### WHAT THE EXERCISE ASKS
Write out the whole listing exactly as it stands.

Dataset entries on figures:
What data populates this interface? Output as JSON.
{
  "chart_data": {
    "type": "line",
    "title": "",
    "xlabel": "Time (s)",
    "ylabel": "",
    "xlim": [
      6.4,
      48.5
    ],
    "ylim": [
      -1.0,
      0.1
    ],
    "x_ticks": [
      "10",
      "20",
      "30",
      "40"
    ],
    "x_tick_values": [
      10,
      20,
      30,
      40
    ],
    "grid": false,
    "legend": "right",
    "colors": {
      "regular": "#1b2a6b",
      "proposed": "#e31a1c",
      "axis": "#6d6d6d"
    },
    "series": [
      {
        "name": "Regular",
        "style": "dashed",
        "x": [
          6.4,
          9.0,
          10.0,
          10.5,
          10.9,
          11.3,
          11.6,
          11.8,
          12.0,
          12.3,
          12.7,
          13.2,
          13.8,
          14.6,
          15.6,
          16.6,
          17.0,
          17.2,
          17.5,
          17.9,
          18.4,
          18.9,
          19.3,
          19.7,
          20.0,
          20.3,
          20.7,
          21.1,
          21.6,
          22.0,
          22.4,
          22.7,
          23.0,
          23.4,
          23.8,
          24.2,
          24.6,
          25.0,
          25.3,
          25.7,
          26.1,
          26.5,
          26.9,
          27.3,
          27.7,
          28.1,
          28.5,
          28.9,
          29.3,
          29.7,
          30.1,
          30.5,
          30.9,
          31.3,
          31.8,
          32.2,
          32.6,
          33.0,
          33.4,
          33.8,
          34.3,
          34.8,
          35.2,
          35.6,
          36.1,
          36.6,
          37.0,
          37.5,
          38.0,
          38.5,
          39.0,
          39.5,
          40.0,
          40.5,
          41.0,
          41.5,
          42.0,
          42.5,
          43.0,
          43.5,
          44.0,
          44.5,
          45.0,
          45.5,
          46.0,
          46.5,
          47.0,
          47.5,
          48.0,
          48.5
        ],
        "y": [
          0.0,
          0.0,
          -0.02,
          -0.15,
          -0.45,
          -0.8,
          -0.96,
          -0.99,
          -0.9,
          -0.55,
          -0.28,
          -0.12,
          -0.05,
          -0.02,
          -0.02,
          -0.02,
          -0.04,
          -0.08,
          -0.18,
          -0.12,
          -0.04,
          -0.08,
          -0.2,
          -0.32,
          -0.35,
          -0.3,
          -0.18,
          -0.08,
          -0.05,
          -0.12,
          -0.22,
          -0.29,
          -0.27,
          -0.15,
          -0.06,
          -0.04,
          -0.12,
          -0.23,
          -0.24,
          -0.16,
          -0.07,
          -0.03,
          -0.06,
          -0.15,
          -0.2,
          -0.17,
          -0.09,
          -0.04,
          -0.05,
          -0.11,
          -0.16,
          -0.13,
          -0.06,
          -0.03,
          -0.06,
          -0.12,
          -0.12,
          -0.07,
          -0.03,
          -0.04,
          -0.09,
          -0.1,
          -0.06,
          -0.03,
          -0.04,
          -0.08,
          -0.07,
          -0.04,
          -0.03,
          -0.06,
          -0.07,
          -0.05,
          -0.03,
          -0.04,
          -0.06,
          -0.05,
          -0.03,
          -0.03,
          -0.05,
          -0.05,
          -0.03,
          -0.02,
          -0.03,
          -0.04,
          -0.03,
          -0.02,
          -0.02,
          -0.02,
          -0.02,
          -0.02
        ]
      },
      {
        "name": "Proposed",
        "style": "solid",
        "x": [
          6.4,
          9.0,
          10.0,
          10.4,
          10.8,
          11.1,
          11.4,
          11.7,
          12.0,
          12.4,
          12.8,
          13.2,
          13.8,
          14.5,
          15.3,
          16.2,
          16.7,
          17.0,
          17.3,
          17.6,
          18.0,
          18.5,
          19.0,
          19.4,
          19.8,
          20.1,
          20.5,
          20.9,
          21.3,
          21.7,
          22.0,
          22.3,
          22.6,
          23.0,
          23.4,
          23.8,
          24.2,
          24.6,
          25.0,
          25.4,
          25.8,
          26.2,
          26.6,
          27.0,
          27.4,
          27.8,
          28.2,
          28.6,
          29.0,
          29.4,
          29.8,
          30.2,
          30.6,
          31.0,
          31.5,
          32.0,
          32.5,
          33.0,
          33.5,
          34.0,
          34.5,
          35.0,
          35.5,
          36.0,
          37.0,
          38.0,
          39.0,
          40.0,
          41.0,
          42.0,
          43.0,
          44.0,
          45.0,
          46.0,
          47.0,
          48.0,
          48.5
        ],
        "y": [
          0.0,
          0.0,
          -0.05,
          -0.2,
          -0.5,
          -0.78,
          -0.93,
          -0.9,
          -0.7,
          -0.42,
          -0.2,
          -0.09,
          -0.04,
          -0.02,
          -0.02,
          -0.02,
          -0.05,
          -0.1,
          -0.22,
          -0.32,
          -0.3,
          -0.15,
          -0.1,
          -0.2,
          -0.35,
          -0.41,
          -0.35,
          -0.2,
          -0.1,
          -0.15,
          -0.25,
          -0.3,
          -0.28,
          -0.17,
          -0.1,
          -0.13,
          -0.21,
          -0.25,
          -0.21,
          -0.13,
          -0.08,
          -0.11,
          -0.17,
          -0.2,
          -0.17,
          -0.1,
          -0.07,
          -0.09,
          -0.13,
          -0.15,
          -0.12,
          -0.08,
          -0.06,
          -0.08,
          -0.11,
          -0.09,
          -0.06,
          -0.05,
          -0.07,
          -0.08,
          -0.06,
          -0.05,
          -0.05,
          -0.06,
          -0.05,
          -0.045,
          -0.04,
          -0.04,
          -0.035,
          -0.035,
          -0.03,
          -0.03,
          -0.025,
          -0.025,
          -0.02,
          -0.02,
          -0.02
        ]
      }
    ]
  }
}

### WRITTEN RESPONSE
What data populates this interface? Output as JSON.
{
  "chart_data": {
    "type": "line",
    "title": "",
    "xlabel": "Time (s)",
    "ylabel": "",
    "xlim": [
      6.4,
      48.5
    ],
    "ylim": [
      -1.0,
      0.1
    ],
    "x_ticks": [
      "10",
      "20",
      "30",
      "40"
    ],
    "x_tick_values": [
      10,
      20,
      30,
      40
    ],
    "grid": false,
    "legend": "right",
    "colors": {
      "regular": "#1b2a6b",
      "proposed": "#e31a1c",
      "axis": "#6d6d6d"
    },
    "series": [
      {
        "name": "Regular",
        "style": "dashed",
        "x": [
          6.4,
          9.0,
          10.0,
          10.5,
          10.9,
          11.3,
          11.6,
          11.8,
          12.0,
          12.3,
          12.7,
          13.2,
          13.8,
          14.6,
          15.6,
          16.6,
          17.0,
          17.2,
          17.5,
          17.9,
          18.4,
          18.9,
          19.3,
          19.7,
          20.0,
          20.3,
          20.7,
          21.1,
          21.6,
          22.0,
          22.4,
          22.7,
          23.0,
          23.4,
          23.8,
          24.2,
          24.6,
          25.0,
          25.3,
          25.7,
          26.1,
          26.5,
          26.9,
          27.3,
          27.7,
          28.1,
          28.5,
          28.9,
          29.3,
          29.7,
          30.1,
          30.5,
          30.9,
          31.3,
          31.8,
          32.2,
          32.6,
          33.0,
          33.4,
          33.8,
          34.3,
          34.8,
          35.2,
          35.6,
          36.1,
          36.6,
          37.0,
          37.5,
          38.0,
          38.5,
          39.0,
          39.5,
          40.0,
          40.5,
          41.0,
          41.5,
          42.0,
          42.5,
          43.0,
          43.5,
          44.0,
          44.5,
          45.0,
          45.5,
          46.0,
          46.5,
          47.0,
          47.5,
          48.0,
          48.5
        ],
        "y": [
          0.0,
          0.0,
          -0.02,
          -0.15,
          -0.45,
          -0.8,
          -0.96,
          -0.99,
          -0.9,
          -0.55,
          -0.28,
          -0.12,
          -0.05,
          -0.02,
          -0.02,
          -0.02,
          -0.04,
          -0.08,
          -0.18,
          -0.12,
          -0.04,
          -0.08,
          -0.2,
          -0.32,
          -0.35,
          -0.3,
          -0.18,
          -0.08,
          -0.05,
          -0.12,
          -0.22,
          -0.29,
          -0.27,
          -0.15,
          -0.06,
          -0.04,
          -0.12,
          -0.23,
          -0.24,
          -0.16,
          -0.07,
          -0.03,
          -0.06,
          -0.15,
          -0.2,
          -0.17,
          -0.09,
          -0.04,
          -0.05,
          -0.11,
          -0.16,
          -0.13,
          -0.06,
          -0.03,
          -0.06,
          -0.12,
          -0.12,
          -0.07,
          -0.03,
          -0.04,
          -0.09,
          -0.1,
          -0.06,
          -0.03,
          -0.04,
          -0.08,
          -0.07,
          -0.04,
          -0.03,
          -0.06,
          -0.07,
          -0.05,
          -0.03,
          -0.04,
          -0.06,
          -0.05,
          -0.03,
          -0.03,
          -0.05,
          -0.05,
          -0.03,
          -0.02,
          -0.03,
          -0.04,
          -0.03,
          -0.02,
          -0.02,
          -0.02,
          -0.02,
          -0.02
        ]
      },
      {
        "name": "Proposed",
        "style": "solid",
        "x": [
          6.4,
          9.0,
          10.0,
          10.4,
          10.8,
          11.1,
          11.4,
          11.7,
          12.0,
          12.4,
          12.8,
          13.2,
          13.8,
          14.5,
          15.3,
          16.2,
          16.7,
          17.0,
          17.3,
          17.6,
          18.0,
          18.5,
          19.0,
          19.4,
          19.8,
          20.1,
          20.5,
          20.9,
          21.3,
          21.7,
          22.0,
          22.3,
          22.6,
          23.0,
          23.4,
          23.8,
          24.2,
          24.6,
          25.0,
          25.4,
          25.8,
          26.2,
          26.6,
          27.0,
          27.4,
          27.8,
          28.2,
          28.6,
          29.0,
          29.4,
          29.8,
          30.2,
          30.6,
          31.0,
          31.5,
          32.0,
          32.5,
          33.0,
          33.5,
          34.0,
          34.5,
          35.0,
          35.5,
          36.0,
          37.0,
          38.0,
          39.0,
          40.0,
          41.0,
          42.0,
          43.0,
          44.0,
          45.0,
          46.0,
          47.0,
          48.0,
          48.5
        ],
        "y": [
          0.0,
          0.0,
          -0.05,
          -0.2,
          -0.5,
          -0.78,
          -0.93,
          -0.9,
          -0.7,
          -0.42,
          -0.2,
          -0.09,
          -0.04,
          -0.02,
          -0.02,
          -0.02,
          -0.05,
          -0.1,
          -0.22,
          -0.32,
          -0.3,
          -0.15,
          -0.1,
          -0.2,
          -0.35,
          -0.41,
          -0.35,
          -0.2,
          -0.1,
          -0.15,
          -0.25,
          -0.3,
          -0.28,
          -0.17,
          -0.1,
          -0.13,
          -0.21,
          -0.25,
          -0.21,
          -0.13,
          -0.08,
          -0.11,
          -0.17,
          -0.2,
          -0.17,
          -0.1,
          -0.07,
          -0.09,
          -0.13,
          -0.15,
          -0.12,
          -0.08,
          -0.06,
          -0.08,
          -0.11,
          -0.09,
          -0.06,
          -0.05,
          -0.07,
          -0.08,
          -0.06,
          -0.05,
          -0.05,
          -0.06,
          -0.05,
          -0.045,
          -0.04,
          -0.04,
          -0.035,
          -0.035,
          -0.03,
          -0.03,
          -0.025,
          -0.025,
          -0.02,
          -0.02,
          -0.02
        ]
      }
    ]
  }
}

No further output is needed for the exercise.